— BEGIN Given data —
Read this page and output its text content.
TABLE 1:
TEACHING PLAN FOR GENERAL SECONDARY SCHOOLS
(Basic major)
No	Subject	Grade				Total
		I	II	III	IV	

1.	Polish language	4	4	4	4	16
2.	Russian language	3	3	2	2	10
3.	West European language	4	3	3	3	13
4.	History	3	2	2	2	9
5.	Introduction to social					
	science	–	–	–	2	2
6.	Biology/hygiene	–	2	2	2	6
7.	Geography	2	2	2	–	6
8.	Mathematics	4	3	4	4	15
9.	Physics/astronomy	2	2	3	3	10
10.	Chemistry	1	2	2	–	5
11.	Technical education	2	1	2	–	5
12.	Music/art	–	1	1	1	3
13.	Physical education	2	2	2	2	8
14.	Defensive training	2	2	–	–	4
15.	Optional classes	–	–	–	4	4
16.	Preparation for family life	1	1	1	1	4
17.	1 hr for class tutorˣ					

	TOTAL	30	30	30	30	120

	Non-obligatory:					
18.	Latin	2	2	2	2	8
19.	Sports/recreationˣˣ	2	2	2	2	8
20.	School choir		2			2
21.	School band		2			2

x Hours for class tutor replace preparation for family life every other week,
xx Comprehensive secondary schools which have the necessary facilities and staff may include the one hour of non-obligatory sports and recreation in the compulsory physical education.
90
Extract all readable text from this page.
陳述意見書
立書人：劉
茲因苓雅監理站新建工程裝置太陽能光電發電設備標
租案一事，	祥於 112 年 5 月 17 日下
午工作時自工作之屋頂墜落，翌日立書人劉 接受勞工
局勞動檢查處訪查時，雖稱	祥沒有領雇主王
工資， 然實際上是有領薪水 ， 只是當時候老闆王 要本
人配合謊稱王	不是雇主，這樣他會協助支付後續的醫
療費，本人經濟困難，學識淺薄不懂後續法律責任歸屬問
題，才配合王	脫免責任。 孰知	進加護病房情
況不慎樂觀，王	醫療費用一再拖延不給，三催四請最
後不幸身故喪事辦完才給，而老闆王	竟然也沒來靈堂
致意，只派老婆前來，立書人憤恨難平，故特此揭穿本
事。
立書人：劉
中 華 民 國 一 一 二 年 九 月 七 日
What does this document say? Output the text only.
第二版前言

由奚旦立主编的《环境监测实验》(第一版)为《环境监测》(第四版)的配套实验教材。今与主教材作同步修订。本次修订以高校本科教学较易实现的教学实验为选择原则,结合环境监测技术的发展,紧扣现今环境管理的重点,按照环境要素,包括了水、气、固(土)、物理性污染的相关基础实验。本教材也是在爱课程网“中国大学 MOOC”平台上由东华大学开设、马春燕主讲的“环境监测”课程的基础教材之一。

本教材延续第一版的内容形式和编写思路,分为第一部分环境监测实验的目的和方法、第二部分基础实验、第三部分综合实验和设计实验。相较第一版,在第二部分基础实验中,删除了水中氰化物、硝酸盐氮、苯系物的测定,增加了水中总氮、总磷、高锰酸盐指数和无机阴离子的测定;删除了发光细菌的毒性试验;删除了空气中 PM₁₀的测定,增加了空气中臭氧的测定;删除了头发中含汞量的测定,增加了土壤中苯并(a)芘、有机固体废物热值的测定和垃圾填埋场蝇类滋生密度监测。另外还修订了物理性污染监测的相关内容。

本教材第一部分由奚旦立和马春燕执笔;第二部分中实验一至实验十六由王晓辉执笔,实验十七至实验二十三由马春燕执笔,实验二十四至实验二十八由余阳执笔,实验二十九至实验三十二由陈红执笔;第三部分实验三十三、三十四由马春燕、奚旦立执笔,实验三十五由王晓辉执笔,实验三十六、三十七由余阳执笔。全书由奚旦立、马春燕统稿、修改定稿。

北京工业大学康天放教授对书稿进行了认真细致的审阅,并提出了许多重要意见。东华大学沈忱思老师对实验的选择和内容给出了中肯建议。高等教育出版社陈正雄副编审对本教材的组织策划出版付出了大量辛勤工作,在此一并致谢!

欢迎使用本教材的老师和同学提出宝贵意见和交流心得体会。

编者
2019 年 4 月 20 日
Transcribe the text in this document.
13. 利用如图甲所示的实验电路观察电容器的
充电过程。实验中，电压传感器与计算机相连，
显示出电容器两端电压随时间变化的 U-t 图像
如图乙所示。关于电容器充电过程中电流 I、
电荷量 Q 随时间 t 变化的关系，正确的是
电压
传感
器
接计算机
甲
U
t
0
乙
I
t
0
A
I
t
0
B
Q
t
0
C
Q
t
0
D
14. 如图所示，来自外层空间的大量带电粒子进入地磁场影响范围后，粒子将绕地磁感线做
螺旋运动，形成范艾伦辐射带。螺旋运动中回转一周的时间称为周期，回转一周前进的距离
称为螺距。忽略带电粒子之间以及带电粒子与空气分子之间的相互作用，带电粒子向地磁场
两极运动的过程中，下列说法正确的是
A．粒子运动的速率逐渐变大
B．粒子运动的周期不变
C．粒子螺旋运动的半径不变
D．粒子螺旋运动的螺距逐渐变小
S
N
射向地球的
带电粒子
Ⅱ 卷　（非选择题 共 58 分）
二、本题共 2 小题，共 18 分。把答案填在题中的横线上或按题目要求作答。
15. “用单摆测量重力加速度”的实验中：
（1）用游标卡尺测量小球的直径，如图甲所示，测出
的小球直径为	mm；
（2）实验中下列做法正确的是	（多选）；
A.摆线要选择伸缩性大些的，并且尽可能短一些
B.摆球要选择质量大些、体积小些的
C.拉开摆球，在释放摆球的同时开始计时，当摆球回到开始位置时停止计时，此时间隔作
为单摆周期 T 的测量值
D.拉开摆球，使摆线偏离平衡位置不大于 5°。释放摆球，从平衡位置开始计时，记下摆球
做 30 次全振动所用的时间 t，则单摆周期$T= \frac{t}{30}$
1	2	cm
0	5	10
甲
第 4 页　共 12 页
— END Given data —
### What you are asked to do
Reproduce each line from the records that contains the word "document".

### Task answer
What does this document say? Output the text only.
Transcribe the text in this document.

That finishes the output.